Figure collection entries
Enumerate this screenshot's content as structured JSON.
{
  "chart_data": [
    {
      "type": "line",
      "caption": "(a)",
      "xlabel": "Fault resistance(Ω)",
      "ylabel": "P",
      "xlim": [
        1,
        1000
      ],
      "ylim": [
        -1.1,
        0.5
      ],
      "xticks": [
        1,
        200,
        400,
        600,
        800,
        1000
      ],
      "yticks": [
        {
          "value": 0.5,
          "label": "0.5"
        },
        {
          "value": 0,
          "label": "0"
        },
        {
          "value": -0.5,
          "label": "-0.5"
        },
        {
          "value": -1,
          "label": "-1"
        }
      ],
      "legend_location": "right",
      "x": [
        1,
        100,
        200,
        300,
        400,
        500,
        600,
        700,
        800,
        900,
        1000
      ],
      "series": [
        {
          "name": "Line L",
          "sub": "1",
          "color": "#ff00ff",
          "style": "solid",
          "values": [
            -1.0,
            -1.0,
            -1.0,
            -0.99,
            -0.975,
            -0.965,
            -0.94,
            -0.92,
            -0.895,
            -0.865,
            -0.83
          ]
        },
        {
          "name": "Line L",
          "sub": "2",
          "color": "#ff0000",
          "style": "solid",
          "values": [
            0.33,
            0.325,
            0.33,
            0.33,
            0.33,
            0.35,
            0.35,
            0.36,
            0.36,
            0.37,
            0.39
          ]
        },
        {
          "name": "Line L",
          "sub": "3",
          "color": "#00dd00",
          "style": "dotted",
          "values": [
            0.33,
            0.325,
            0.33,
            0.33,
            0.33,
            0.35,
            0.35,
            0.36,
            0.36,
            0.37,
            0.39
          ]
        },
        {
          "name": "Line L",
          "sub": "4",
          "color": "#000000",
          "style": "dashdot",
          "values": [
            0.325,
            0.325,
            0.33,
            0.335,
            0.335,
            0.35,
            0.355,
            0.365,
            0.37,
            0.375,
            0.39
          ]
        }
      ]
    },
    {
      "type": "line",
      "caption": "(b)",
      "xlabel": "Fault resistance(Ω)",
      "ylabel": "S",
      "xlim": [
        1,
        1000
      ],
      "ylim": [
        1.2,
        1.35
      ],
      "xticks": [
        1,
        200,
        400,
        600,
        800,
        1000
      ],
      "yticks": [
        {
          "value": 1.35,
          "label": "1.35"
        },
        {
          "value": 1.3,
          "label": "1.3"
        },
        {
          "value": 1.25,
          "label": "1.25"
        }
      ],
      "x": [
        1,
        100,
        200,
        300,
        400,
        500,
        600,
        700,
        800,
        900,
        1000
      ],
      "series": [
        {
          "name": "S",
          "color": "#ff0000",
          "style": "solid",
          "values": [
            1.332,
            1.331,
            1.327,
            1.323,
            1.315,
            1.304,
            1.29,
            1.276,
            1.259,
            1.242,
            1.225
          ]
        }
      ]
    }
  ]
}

What you are asked to do:
Retype the listing exactly, in full.

Task response:
Enumerate this screenshot's content as structured JSON.
{
  "chart_data": [
    {
      "type": "line",
      "caption": "(a)",
      "xlabel": "Fault resistance(Ω)",
      "ylabel": "P",
      "xlim": [
        1,
        1000
      ],
      "ylim": [
        -1.1,
        0.5
      ],
      "xticks": [
        1,
        200,
        400,
        600,
        800,
        1000
      ],
      "yticks": [
        {
          "value": 0.5,
          "label": "0.5"
        },
        {
          "value": 0,
          "label": "0"
        },
        {
          "value": -0.5,
          "label": "-0.5"
        },
        {
          "value": -1,
          "label": "-1"
        }
      ],
      "legend_location": "right",
      "x": [
        1,
        100,
        200,
        300,
        400,
        500,
        600,
        700,
        800,
        900,
        1000
      ],
      "series": [
        {
          "name": "Line L",
          "sub": "1",
          "color": "#ff00ff",
          "style": "solid",
          "values": [
            -1.0,
            -1.0,
            -1.0,
            -0.99,
            -0.975,
            -0.965,
            -0.94,
            -0.92,
            -0.895,
            -0.865,
            -0.83
          ]
        },
        {
          "name": "Line L",
          "sub": "2",
          "color": "#ff0000",
          "style": "solid",
          "values": [
            0.33,
            0.325,
            0.33,
            0.33,
            0.33,
            0.35,
            0.35,
            0.36,
            0.36,
            0.37,
            0.39
          ]
        },
        {
          "name": "Line L",
          "sub": "3",
          "color": "#00dd00",
          "style": "dotted",
          "values": [
            0.33,
            0.325,
            0.33,
            0.33,
            0.33,
            0.35,
            0.35,
            0.36,
            0.36,
            0.37,
            0.39
          ]
        },
        {
          "name": "Line L",
          "sub": "4",
          "color": "#000000",
          "style": "dashdot",
          "values": [
            0.325,
            0.325,
            0.33,
            0.335,
            0.335,
            0.35,
            0.355,
            0.365,
            0.37,
            0.375,
            0.39
          ]
        }
      ]
    },
    {
      "type": "line",
      "caption": "(b)",
      "xlabel": "Fault resistance(Ω)",
      "ylabel": "S",
      "xlim": [
        1,
        1000
      ],
      "ylim": [
        1.2,
        1.35
      ],
      "xticks": [
        1,
        200,
        400,
        600,
        800,
        1000
      ],
      "yticks": [
        {
          "value": 1.35,
          "label": "1.35"
        },
        {
          "value": 1.3,
          "label": "1.3"
        },
        {
          "value": 1.25,
          "label": "1.25"
        }
      ],
      "x": [
        1,
        100,
        200,
        300,
        400,
        500,
        600,
        700,
        800,
        900,
        1000
      ],
      "series": [
        {
          "name": "S",
          "color": "#ff0000",
          "style": "solid",
          "values": [
            1.332,
            1.331,
            1.327,
            1.323,
            1.315,
            1.304,
            1.29,
            1.276,
            1.259,
            1.242,
            1.225
          ]
        }
      ]
    }
  ]
}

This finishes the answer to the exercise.